Once the pictures are set aside, transcribe the remaining data exactly.

-- start Material for this task --

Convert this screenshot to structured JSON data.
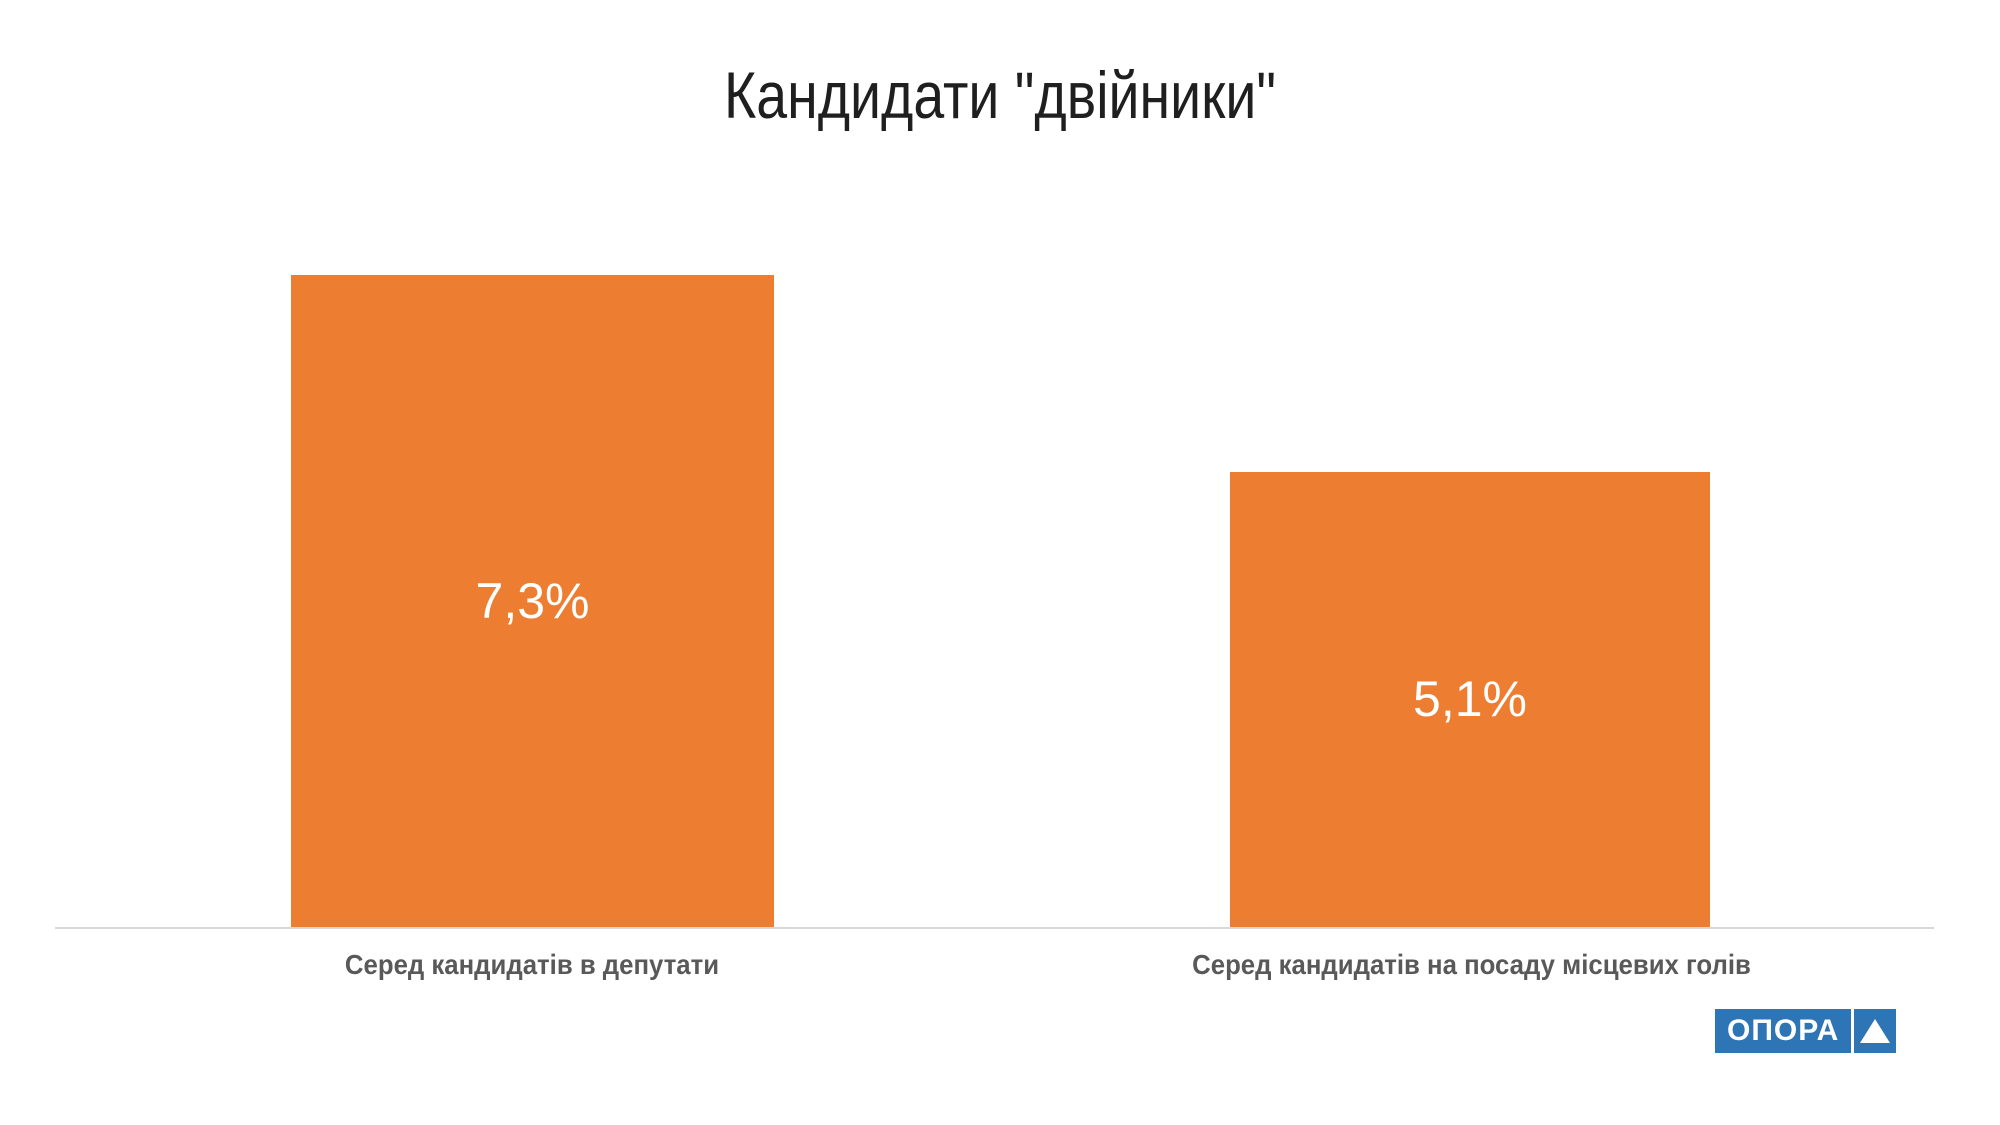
{
  "chart": {
    "title": "Кандидати \"двійники\""
  },
  "chart_data": {
    "type": "bar",
    "title": "Кандидати \"двійники\"",
    "categories": [
      "Серед кандидатів в депутати",
      "Серед кандидатів на посаду місцевих голів"
    ],
    "values": [
      7.3,
      5.1
    ],
    "value_labels": [
      "7,3%",
      "5,1%"
    ],
    "xlabel": "",
    "ylabel": "",
    "ylim": [
      0,
      8
    ],
    "grid": false,
    "legend": false,
    "label_position": "center-inside",
    "colors": {
      "bar": "#ED7D31",
      "value_label": "#FFFFFF",
      "category_label": "#595959",
      "title": "#1F1F1F",
      "axis_line": "#D8D8D8",
      "background": "#FFFFFF"
    }
  },
  "logo": {
    "text": "ОПОРА",
    "icon": "triangle-up-icon",
    "background_color": "#2E75B6",
    "foreground_color": "#FFFFFF"
  }
}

-- end Material for this task --

§ Solution to the problem:
Convert this screenshot to structured JSON data.
{
  "chart": {
    "title": "Кандидати \"двійники\""
  },
  "chart_data": {
    "type": "bar",
    "title": "Кандидати \"двійники\"",
    "categories": [
      "Серед кандидатів в депутати",
      "Серед кандидатів на посаду місцевих голів"
    ],
    "values": [
      7.3,
      5.1
    ],
    "value_labels": [
      "7,3%",
      "5,1%"
    ],
    "xlabel": "",
    "ylabel": "",
    "ylim": [
      0,
      8
    ],
    "grid": false,
    "legend": false,
    "label_position": "center-inside",
    "colors": {
      "bar": "#ED7D31",
      "value_label": "#FFFFFF",
      "category_label": "#595959",
      "title": "#1F1F1F",
      "axis_line": "#D8D8D8",
      "background": "#FFFFFF"
    }
  },
  "logo": {
    "text": "ОПОРА",
    "icon": "triangle-up-icon",
    "background_color": "#2E75B6",
    "foreground_color": "#FFFFFF"
  }
}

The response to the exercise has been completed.